• Source excerpt:
------------------------------------------------------------------------

Last modified August 16, 2018

The Giant Swarm On Premises Architecture

Giant Swarm’s Architecture is split into two logical parts, one being the Control Plane and the other being multiple Tenant Clusters. We prefer running on bare metal machines, but can also work with virtualized infrastructure (e.g. VMWare) in case nested virtualization is possible.

We require VPN and SSH access to all machines, as well as outbound Internet connectivity from the machines (this can be limited to a few targets), to download images of various forms to automatically build and update the cluster. All machines are to be configured with one PXE Boot network and a production network (separate VLANs). The machines will be started by us via an ILO-Interface, to boot from the PXE Boot Server in the network for bootstrap, and then restart into the production network.

Giant Swarm On Premises Control Plane

On Premises Control Plane Architecture

Think of the Control Plane as the Giant Swarm team’s Kubernetes Cluster. The worker nodes are where your Tenant Clusters will end up on, controlled by our kvm-operator running inside the Control Plane. The above diagram shows our PoC setup in that keeps the Control Plane (including monitoring) on 3 machines. Based on the amount and sizes of Tenant Clusters, we recommend having distinct monitoring machines once we go into production. We further recommend having at least 5 worker machines. Any additional machines will also be set up as worker nodes and made available for Tenant Clusters to be used by end users.

------------------------------------------------------------------------

• Rows:
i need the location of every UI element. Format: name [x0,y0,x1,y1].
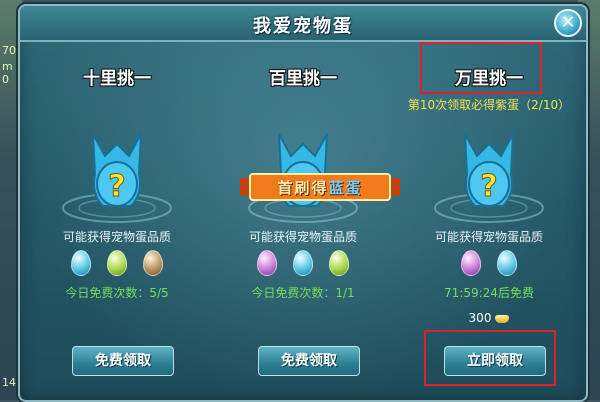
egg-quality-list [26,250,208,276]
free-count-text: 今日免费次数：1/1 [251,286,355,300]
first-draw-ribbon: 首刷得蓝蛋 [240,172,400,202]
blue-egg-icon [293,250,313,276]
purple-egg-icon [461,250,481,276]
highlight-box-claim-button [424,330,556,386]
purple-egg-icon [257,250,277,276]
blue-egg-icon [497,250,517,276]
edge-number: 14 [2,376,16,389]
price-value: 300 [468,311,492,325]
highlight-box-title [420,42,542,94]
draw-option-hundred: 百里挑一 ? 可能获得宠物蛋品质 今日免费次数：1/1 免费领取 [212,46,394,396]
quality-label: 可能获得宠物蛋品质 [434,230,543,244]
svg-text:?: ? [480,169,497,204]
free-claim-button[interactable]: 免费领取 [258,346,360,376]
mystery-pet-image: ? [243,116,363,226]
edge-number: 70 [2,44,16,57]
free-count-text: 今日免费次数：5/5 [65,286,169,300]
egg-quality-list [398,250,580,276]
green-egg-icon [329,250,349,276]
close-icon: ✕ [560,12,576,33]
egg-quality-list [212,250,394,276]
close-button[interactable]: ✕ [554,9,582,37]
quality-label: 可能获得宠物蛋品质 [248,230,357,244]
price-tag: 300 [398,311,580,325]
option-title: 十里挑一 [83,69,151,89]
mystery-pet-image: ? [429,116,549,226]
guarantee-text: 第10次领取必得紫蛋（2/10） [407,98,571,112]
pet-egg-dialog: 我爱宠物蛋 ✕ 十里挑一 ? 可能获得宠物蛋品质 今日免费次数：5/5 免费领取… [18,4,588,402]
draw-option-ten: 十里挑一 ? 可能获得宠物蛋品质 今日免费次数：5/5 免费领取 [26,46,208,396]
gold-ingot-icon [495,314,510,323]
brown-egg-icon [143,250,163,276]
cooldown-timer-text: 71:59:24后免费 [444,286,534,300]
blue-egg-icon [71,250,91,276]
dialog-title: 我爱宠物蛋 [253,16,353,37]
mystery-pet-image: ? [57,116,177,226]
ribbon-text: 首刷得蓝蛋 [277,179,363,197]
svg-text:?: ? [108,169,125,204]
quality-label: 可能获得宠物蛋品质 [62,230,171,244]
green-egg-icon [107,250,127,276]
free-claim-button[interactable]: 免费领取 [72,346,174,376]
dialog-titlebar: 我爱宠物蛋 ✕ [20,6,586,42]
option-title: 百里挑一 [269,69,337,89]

------------------------------------------------------------------------

• Tasks to complete:
**1.** From the on-premises architecture text, return the passage starting with "The Giant Swarm On" and going on through "the production network.", unchanged.
**2.** According to the on-premises architecture text, what is the minimum number of worker machines recommended?

• Solutions to the problems:
**1.**
The Giant Swarm On Premises Architecture

Giant Swarm’s Architecture is split into two logical parts, one being the Control Plane and the other being multiple Tenant Clusters. We prefer running on bare metal machines, but can also work with virtualized infrastructure (e.g. VMWare) in case nested virtualization is possible.

We require VPN and SSH access to all machines, as well as outbound Internet connectivity from the machines (this can be limited to a few targets), to download images of various forms to automatically build and update the cluster. All machines are to be configured with one PXE Boot network and a production network (separate VLANs). The machines will be started by us via an ILO-Interface, to boot from the PXE Boot Server in the network for bootstrap, and then restart into the production network.

**2.** At least 5 worker machines.